Reproduce every line in the listing that contains the word "происхождения".

**Source data**.
▽

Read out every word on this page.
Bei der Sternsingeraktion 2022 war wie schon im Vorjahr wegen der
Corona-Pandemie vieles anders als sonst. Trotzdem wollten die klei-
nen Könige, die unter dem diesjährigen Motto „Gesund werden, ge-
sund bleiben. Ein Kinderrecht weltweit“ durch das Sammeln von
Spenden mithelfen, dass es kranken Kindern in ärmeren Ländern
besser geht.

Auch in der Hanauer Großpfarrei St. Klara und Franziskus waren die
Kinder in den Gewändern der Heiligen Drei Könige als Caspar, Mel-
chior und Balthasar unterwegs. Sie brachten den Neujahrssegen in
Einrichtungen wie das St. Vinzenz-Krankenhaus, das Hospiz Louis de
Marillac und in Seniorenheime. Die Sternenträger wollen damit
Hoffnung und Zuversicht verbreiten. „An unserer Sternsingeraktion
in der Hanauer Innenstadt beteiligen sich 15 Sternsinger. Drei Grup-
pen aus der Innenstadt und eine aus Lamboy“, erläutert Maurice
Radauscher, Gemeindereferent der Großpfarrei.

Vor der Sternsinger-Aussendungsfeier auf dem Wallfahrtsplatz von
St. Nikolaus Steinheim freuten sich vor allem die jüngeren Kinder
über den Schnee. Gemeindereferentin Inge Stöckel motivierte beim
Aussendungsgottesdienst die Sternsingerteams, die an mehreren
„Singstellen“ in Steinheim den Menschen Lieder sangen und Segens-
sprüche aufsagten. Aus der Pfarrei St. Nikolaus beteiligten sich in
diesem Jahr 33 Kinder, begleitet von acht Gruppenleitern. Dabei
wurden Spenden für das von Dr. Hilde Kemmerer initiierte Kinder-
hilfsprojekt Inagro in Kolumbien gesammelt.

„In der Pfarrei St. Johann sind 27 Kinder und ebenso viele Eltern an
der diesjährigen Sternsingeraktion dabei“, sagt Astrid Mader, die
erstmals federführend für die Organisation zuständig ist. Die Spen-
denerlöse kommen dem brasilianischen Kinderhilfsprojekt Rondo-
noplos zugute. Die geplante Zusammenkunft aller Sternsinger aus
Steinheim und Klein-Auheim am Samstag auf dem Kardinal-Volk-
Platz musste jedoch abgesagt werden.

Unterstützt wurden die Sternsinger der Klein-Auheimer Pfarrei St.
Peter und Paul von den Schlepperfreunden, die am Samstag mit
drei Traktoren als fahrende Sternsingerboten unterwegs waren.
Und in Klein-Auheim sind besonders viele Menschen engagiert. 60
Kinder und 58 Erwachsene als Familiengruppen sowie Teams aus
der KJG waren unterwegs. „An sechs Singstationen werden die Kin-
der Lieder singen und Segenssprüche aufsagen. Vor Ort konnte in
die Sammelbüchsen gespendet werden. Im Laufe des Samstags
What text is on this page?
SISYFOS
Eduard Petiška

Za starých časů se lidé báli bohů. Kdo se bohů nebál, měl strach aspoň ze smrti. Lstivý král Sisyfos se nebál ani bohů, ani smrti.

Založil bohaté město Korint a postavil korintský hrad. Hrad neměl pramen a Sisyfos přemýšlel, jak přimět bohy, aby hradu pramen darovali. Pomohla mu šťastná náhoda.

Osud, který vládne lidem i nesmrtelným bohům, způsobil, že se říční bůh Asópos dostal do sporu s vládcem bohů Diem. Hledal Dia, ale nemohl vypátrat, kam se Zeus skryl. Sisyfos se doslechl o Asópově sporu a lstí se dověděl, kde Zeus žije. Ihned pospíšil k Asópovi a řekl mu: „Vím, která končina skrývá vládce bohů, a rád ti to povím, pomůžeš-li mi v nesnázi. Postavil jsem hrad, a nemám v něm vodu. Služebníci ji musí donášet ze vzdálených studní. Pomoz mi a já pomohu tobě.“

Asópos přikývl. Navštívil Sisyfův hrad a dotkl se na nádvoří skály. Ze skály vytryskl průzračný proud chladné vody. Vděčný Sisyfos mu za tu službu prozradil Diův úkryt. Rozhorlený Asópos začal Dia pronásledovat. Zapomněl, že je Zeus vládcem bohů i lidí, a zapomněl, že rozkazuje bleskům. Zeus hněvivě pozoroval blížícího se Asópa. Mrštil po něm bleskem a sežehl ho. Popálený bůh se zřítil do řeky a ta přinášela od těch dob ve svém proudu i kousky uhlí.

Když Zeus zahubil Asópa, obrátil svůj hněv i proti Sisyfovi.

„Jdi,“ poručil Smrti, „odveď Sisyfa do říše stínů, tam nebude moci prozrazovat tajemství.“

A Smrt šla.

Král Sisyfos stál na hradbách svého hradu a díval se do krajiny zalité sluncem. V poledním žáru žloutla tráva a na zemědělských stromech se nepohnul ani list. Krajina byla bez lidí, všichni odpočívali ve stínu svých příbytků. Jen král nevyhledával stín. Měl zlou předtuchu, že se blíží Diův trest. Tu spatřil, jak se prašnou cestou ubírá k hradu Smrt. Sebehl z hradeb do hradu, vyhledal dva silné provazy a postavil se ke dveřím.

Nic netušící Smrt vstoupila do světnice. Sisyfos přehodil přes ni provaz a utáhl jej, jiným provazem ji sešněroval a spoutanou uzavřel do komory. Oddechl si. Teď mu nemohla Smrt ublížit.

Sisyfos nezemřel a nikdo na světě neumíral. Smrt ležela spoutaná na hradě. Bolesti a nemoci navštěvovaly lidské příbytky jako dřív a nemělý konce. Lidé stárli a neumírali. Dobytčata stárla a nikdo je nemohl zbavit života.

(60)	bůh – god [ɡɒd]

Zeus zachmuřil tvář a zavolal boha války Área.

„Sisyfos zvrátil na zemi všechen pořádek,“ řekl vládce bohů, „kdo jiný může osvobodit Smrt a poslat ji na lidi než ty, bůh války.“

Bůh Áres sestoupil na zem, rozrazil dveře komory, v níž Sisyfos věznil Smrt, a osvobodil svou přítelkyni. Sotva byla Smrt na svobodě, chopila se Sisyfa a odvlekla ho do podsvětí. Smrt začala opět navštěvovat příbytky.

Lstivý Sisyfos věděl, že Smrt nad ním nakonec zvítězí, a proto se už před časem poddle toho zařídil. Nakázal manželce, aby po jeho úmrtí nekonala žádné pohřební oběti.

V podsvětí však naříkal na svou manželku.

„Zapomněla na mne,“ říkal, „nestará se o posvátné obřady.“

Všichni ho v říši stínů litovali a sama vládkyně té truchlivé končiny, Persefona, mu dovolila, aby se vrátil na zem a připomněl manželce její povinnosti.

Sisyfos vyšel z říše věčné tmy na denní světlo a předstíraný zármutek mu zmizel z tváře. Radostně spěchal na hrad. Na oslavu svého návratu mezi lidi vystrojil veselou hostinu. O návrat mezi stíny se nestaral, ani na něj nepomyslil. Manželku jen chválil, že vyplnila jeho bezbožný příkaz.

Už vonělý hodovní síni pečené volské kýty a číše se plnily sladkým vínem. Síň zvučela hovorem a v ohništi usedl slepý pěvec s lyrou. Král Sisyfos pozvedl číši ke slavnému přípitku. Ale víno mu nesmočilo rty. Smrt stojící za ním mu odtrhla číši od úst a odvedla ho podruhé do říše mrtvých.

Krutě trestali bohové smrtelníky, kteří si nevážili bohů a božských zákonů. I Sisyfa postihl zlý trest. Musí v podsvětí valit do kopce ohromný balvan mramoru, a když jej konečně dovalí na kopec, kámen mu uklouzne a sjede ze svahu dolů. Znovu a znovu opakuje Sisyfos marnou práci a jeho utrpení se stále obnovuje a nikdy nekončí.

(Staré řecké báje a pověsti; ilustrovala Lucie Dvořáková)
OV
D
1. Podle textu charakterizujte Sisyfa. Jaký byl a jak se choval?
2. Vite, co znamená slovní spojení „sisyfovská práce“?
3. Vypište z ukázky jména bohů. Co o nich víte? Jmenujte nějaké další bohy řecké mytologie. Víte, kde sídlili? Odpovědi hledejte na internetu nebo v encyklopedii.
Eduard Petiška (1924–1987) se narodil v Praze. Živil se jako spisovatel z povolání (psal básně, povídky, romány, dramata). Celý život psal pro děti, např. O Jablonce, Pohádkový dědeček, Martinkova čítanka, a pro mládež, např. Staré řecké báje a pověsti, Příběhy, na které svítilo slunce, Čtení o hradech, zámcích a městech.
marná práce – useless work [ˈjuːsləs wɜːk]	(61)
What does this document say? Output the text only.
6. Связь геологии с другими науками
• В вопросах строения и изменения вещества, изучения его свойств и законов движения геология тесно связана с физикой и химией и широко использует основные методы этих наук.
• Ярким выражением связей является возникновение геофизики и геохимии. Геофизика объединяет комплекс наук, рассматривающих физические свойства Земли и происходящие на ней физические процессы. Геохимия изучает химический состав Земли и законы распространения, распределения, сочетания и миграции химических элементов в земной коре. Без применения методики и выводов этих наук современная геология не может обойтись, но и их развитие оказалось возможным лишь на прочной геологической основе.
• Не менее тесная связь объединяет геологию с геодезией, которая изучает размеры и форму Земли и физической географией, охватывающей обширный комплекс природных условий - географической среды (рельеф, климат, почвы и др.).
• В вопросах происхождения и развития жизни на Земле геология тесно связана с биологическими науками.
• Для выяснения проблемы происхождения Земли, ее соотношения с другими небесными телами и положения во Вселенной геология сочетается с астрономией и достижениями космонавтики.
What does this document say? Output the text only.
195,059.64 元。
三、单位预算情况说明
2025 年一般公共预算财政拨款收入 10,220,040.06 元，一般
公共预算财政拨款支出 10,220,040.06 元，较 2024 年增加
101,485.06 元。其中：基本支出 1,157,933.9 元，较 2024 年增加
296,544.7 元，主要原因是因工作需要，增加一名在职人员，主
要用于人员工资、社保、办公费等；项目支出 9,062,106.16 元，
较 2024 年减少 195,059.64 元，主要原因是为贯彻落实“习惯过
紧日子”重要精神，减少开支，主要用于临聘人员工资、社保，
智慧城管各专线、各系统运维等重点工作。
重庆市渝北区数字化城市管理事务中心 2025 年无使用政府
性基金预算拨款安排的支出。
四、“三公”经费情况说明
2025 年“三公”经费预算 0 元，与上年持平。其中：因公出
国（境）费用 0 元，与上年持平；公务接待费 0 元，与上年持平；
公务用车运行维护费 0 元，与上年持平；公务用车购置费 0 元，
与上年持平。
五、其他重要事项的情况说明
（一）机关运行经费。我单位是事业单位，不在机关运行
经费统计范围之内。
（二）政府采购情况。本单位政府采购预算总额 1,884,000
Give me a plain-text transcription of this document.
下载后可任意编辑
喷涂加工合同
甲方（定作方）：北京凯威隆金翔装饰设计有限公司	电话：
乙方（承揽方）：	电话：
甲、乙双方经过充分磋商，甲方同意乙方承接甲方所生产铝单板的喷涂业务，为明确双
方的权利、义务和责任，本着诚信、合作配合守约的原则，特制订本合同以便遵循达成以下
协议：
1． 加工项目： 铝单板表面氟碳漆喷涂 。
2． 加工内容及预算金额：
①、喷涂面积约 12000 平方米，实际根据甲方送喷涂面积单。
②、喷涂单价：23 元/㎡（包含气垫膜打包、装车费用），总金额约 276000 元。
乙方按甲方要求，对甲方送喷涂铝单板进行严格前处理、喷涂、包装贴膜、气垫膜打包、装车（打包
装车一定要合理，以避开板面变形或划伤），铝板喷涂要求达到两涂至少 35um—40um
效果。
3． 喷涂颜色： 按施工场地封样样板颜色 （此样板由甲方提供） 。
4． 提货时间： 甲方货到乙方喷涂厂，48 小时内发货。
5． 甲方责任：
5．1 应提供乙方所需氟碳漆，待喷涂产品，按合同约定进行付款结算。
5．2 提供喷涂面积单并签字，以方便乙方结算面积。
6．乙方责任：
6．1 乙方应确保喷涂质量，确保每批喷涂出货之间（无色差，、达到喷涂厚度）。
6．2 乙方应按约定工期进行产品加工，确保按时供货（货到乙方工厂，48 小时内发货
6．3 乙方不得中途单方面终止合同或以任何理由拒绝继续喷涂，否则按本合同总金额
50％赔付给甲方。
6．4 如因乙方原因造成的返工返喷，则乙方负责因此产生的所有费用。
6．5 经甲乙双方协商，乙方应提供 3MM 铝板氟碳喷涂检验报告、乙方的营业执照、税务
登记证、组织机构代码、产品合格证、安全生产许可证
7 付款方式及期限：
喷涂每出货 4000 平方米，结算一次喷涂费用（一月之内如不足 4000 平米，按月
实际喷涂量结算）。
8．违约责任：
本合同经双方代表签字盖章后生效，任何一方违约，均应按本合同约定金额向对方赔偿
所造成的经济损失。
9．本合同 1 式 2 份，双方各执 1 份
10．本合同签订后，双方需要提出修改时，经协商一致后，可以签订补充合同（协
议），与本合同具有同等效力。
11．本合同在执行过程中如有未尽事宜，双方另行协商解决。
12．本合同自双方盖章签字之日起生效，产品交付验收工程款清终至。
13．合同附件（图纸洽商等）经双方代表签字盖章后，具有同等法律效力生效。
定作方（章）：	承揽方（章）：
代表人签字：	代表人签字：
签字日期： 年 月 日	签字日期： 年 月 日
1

△

**Finished exercise**.
• В вопросах происхождения и развития жизни на Земле геология тесно связана с биологическими науками.
• Для выяснения проблемы происхождения Земли, ее соотношения с другими небесными телами и положения во Вселенной геология сочетается с астрономией и достижениями космонавтики.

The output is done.